■ **The problem**: Please transcribe the listing below in full and word for word, without its pictures.

■ **Given records**:

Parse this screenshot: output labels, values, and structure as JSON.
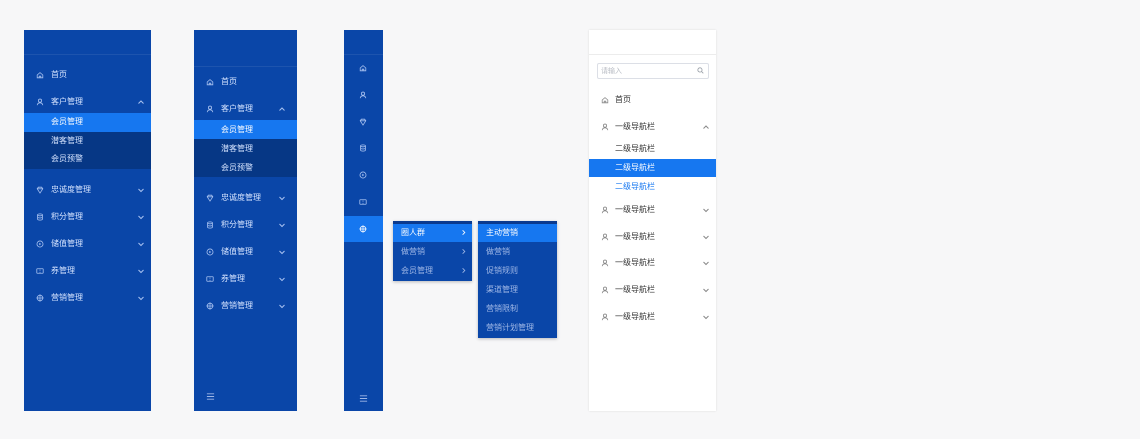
{
  "colors": {
    "sidebar_bg": "#0a46a8",
    "submenu_bg": "#063785",
    "active": "#1677f0",
    "canvas": "#f7f7f8"
  },
  "sidebar1": {
    "items": [
      {
        "label": "首页",
        "icon": "home-icon"
      },
      {
        "label": "客户管理",
        "icon": "user-icon",
        "expanded": true,
        "children": [
          "会员管理",
          "潜客管理",
          "会员预警"
        ],
        "active_child": 0
      },
      {
        "label": "忠诚度管理",
        "icon": "diamond-icon"
      },
      {
        "label": "积分管理",
        "icon": "database-icon"
      },
      {
        "label": "储值管理",
        "icon": "play-circle-icon"
      },
      {
        "label": "券管理",
        "icon": "ticket-icon"
      },
      {
        "label": "营销管理",
        "icon": "target-icon"
      }
    ]
  },
  "sidebar2": {
    "items": [
      {
        "label": "首页",
        "icon": "home-icon"
      },
      {
        "label": "客户管理",
        "icon": "user-icon",
        "expanded": true,
        "children": [
          "会员管理",
          "潜客管理",
          "会员预警"
        ],
        "active_child": 0
      },
      {
        "label": "忠诚度管理",
        "icon": "diamond-icon"
      },
      {
        "label": "积分管理",
        "icon": "database-icon"
      },
      {
        "label": "储值管理",
        "icon": "play-circle-icon"
      },
      {
        "label": "券管理",
        "icon": "ticket-icon"
      },
      {
        "label": "营销管理",
        "icon": "target-icon"
      }
    ],
    "collapse_icon": "menu-fold-icon"
  },
  "sidebar3": {
    "icons": [
      "home-icon",
      "user-icon",
      "diamond-icon",
      "database-icon",
      "play-circle-icon",
      "ticket-icon",
      "target-icon"
    ],
    "active_index": 6,
    "collapse_icon": "menu-fold-icon"
  },
  "flyout1": {
    "items": [
      "圈人群",
      "做营销",
      "会员管理"
    ],
    "active_index": 0
  },
  "flyout2": {
    "items": [
      "主动营销",
      "做营销",
      "促销规则",
      "渠道管理",
      "营销限制",
      "营销计划管理"
    ],
    "active_index": 0
  },
  "white_menu": {
    "search_placeholder": "请输入",
    "home_label": "首页",
    "level1_label": "一级导航栏",
    "children": [
      "二级导航栏",
      "二级导航栏",
      "二级导航栏"
    ],
    "active_child": 1,
    "hover_child": 2,
    "collapsed_count": 5
  }
}
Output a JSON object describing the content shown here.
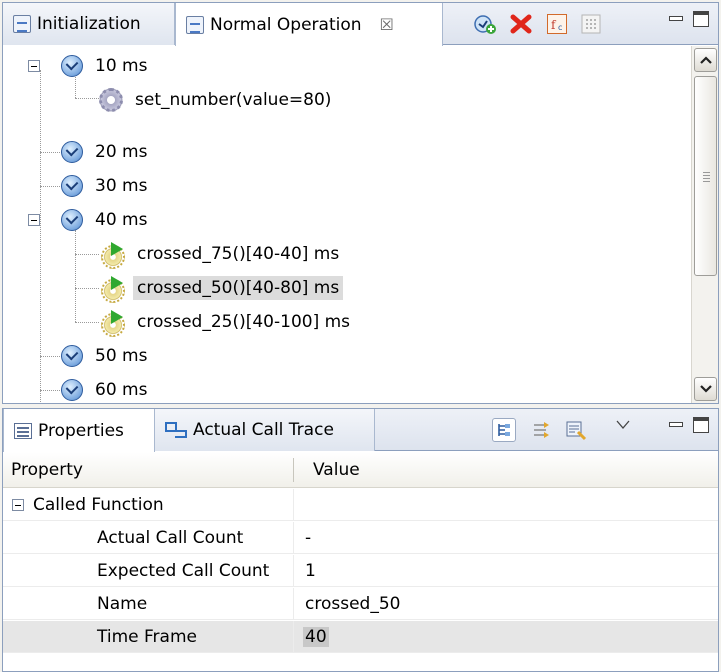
{
  "top_view": {
    "tabs": [
      {
        "label": "Initialization",
        "active": false
      },
      {
        "label": "Normal Operation",
        "active": true
      }
    ],
    "close_glyph": "☒",
    "toolbar_icons": [
      "add-timeframe-icon",
      "delete-icon",
      "function-icon",
      "grid-icon"
    ],
    "tree": [
      {
        "label": "10 ms",
        "icon": "clock-icon",
        "expanded": true
      },
      {
        "label": "set_number(value=80)",
        "icon": "gear-icon"
      },
      {
        "label": "20 ms",
        "icon": "clock-icon"
      },
      {
        "label": "30 ms",
        "icon": "clock-icon"
      },
      {
        "label": "40 ms",
        "icon": "clock-icon",
        "expanded": true
      },
      {
        "label": "crossed_75()[40-40] ms",
        "icon": "gear-green-icon"
      },
      {
        "label": "crossed_50()[40-80] ms",
        "icon": "gear-green-icon",
        "selected": true
      },
      {
        "label": "crossed_25()[40-100] ms",
        "icon": "gear-green-icon"
      },
      {
        "label": "50 ms",
        "icon": "clock-icon"
      },
      {
        "label": "60 ms",
        "icon": "clock-icon"
      }
    ]
  },
  "bottom_view": {
    "tabs": [
      {
        "label": "Properties",
        "active": true
      },
      {
        "label": "Actual Call Trace",
        "active": false
      }
    ],
    "columns": {
      "property": "Property",
      "value": "Value"
    },
    "rows": [
      {
        "property": "Called Function",
        "value": ""
      },
      {
        "property": "Actual Call Count",
        "value": "-"
      },
      {
        "property": "Expected Call Count",
        "value": "1"
      },
      {
        "property": "Name",
        "value": "crossed_50"
      },
      {
        "property": "Time Frame",
        "value": "40",
        "selected": true
      }
    ]
  },
  "colors": {
    "frame_border": "#8c9fbd",
    "selection_gray": "#dcdcdc",
    "green_arrow": "#2fa82f",
    "delete_red": "#e0261a"
  }
}
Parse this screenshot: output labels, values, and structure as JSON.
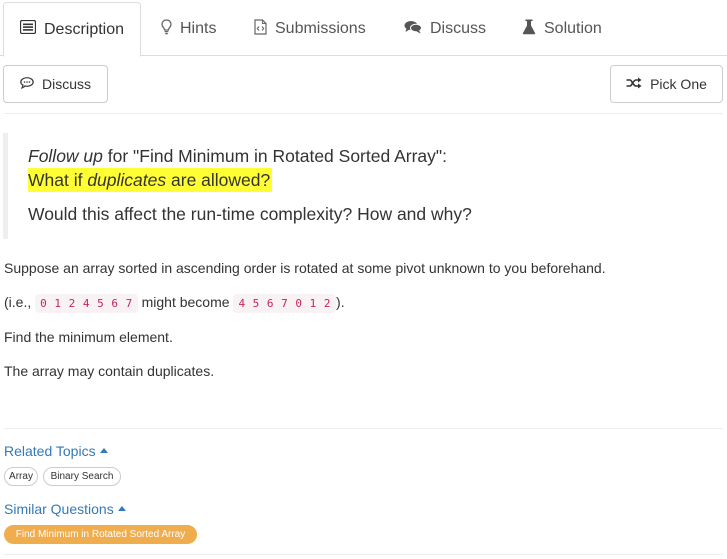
{
  "tabs": [
    {
      "label": "Description",
      "icon": "list-icon"
    },
    {
      "label": "Hints",
      "icon": "lightbulb-icon"
    },
    {
      "label": "Submissions",
      "icon": "code-file-icon"
    },
    {
      "label": "Discuss",
      "icon": "comments-icon"
    },
    {
      "label": "Solution",
      "icon": "flask-icon"
    }
  ],
  "toolbar": {
    "discuss_label": "Discuss",
    "pick_one_label": "Pick One"
  },
  "quote": {
    "follow_up": "Follow up",
    "for_text": " for \"Find Minimum in Rotated Sorted Array\":",
    "what_if": "What if ",
    "duplicates": "duplicates",
    "are_allowed": " are allowed?",
    "would": "Would this affect the run-time complexity? How and why?"
  },
  "problem": {
    "line1": "Suppose an array sorted in ascending order is rotated at some pivot unknown to you beforehand.",
    "ie_prefix": "(i.e., ",
    "code1": "0 1 2 4 5 6 7",
    "might_become": " might become ",
    "code2": "4 5 6 7 0 1 2",
    "ie_suffix": ").",
    "line3": "Find the minimum element.",
    "line4": "The array may contain duplicates."
  },
  "related": {
    "title": "Related Topics",
    "tags": [
      "Array",
      "Binary Search"
    ]
  },
  "similar": {
    "title": "Similar Questions",
    "items": [
      "Find Minimum in Rotated Sorted Array"
    ]
  },
  "colors": {
    "link": "#337ab7",
    "highlight": "#ffff33",
    "code_text": "#c7254e",
    "orange_tag": "#f0ad4e"
  }
}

■ **Answer to this problem**:
Parse this screenshot: output labels, values, and structure as JSON.
{
  "colors": {
    "sidebar_bg": "#0a46a8",
    "submenu_bg": "#063785",
    "active": "#1677f0",
    "canvas": "#f7f7f8"
  },
  "sidebar1": {
    "items": [
      {
        "label": "首页",
        "icon": "home-icon"
      },
      {
        "label": "客户管理",
        "icon": "user-icon",
        "expanded": true,
        "children": [
          "会员管理",
          "潜客管理",
          "会员预警"
        ],
        "active_child": 0
      },
      {
        "label": "忠诚度管理",
        "icon": "diamond-icon"
      },
      {
        "label": "积分管理",
        "icon": "database-icon"
      },
      {
        "label": "储值管理",
        "icon": "play-circle-icon"
      },
      {
        "label": "券管理",
        "icon": "ticket-icon"
      },
      {
        "label": "营销管理",
        "icon": "target-icon"
      }
    ]
  },
  "sidebar2": {
    "items": [
      {
        "label": "首页",
        "icon": "home-icon"
      },
      {
        "label": "客户管理",
        "icon": "user-icon",
        "expanded": true,
        "children": [
          "会员管理",
          "潜客管理",
          "会员预警"
        ],
        "active_child": 0
      },
      {
        "label": "忠诚度管理",
        "icon": "diamond-icon"
      },
      {
        "label": "积分管理",
        "icon": "database-icon"
      },
      {
        "label": "储值管理",
        "icon": "play-circle-icon"
      },
      {
        "label": "券管理",
        "icon": "ticket-icon"
      },
      {
        "label": "营销管理",
        "icon": "target-icon"
      }
    ],
    "collapse_icon": "menu-fold-icon"
  },
  "sidebar3": {
    "icons": [
      "home-icon",
      "user-icon",
      "diamond-icon",
      "database-icon",
      "play-circle-icon",
      "ticket-icon",
      "target-icon"
    ],
    "active_index": 6,
    "collapse_icon": "menu-fold-icon"
  },
  "flyout1": {
    "items": [
      "圈人群",
      "做营销",
      "会员管理"
    ],
    "active_index": 0
  },
  "flyout2": {
    "items": [
      "主动营销",
      "做营销",
      "促销规则",
      "渠道管理",
      "营销限制",
      "营销计划管理"
    ],
    "active_index": 0
  },
  "white_menu": {
    "search_placeholder": "请输入",
    "home_label": "首页",
    "level1_label": "一级导航栏",
    "children": [
      "二级导航栏",
      "二级导航栏",
      "二级导航栏"
    ],
    "active_child": 1,
    "hover_child": 2,
    "collapsed_count": 5
  }
}
Output a JSON object describing the content shown here.
{
  "top_view": {
    "tabs": [
      {
        "label": "Initialization",
        "active": false
      },
      {
        "label": "Normal Operation",
        "active": true
      }
    ],
    "close_glyph": "☒",
    "toolbar_icons": [
      "add-timeframe-icon",
      "delete-icon",
      "function-icon",
      "grid-icon"
    ],
    "tree": [
      {
        "label": "10 ms",
        "icon": "clock-icon",
        "expanded": true
      },
      {
        "label": "set_number(value=80)",
        "icon": "gear-icon"
      },
      {
        "label": "20 ms",
        "icon": "clock-icon"
      },
      {
        "label": "30 ms",
        "icon": "clock-icon"
      },
      {
        "label": "40 ms",
        "icon": "clock-icon",
        "expanded": true
      },
      {
        "label": "crossed_75()[40-40] ms",
        "icon": "gear-green-icon"
      },
      {
        "label": "crossed_50()[40-80] ms",
        "icon": "gear-green-icon",
        "selected": true
      },
      {
        "label": "crossed_25()[40-100] ms",
        "icon": "gear-green-icon"
      },
      {
        "label": "50 ms",
        "icon": "clock-icon"
      },
      {
        "label": "60 ms",
        "icon": "clock-icon"
      }
    ]
  },
  "bottom_view": {
    "tabs": [
      {
        "label": "Properties",
        "active": true
      },
      {
        "label": "Actual Call Trace",
        "active": false
      }
    ],
    "columns": {
      "property": "Property",
      "value": "Value"
    },
    "rows": [
      {
        "property": "Called Function",
        "value": ""
      },
      {
        "property": "Actual Call Count",
        "value": "-"
      },
      {
        "property": "Expected Call Count",
        "value": "1"
      },
      {
        "property": "Name",
        "value": "crossed_50"
      },
      {
        "property": "Time Frame",
        "value": "40",
        "selected": true
      }
    ]
  },
  "colors": {
    "frame_border": "#8c9fbd",
    "selection_gray": "#dcdcdc",
    "green_arrow": "#2fa82f",
    "delete_red": "#e0261a"
  }
}
Parse this screenshot: output labels, values, and structure as JSON.
{
  "tabs": [
    {
      "label": "Description",
      "icon": "list-icon"
    },
    {
      "label": "Hints",
      "icon": "lightbulb-icon"
    },
    {
      "label": "Submissions",
      "icon": "code-file-icon"
    },
    {
      "label": "Discuss",
      "icon": "comments-icon"
    },
    {
      "label": "Solution",
      "icon": "flask-icon"
    }
  ],
  "toolbar": {
    "discuss_label": "Discuss",
    "pick_one_label": "Pick One"
  },
  "quote": {
    "follow_up": "Follow up",
    "for_text": " for \"Find Minimum in Rotated Sorted Array\":",
    "what_if": "What if ",
    "duplicates": "duplicates",
    "are_allowed": " are allowed?",
    "would": "Would this affect the run-time complexity? How and why?"
  },
  "problem": {
    "line1": "Suppose an array sorted in ascending order is rotated at some pivot unknown to you beforehand.",
    "ie_prefix": "(i.e., ",
    "code1": "0 1 2 4 5 6 7",
    "might_become": " might become ",
    "code2": "4 5 6 7 0 1 2",
    "ie_suffix": ").",
    "line3": "Find the minimum element.",
    "line4": "The array may contain duplicates."
  },
  "related": {
    "title": "Related Topics",
    "tags": [
      "Array",
      "Binary Search"
    ]
  },
  "similar": {
    "title": "Similar Questions",
    "items": [
      "Find Minimum in Rotated Sorted Array"
    ]
  },
  "colors": {
    "link": "#337ab7",
    "highlight": "#ffff33",
    "code_text": "#c7254e",
    "orange_tag": "#f0ad4e"
  }
}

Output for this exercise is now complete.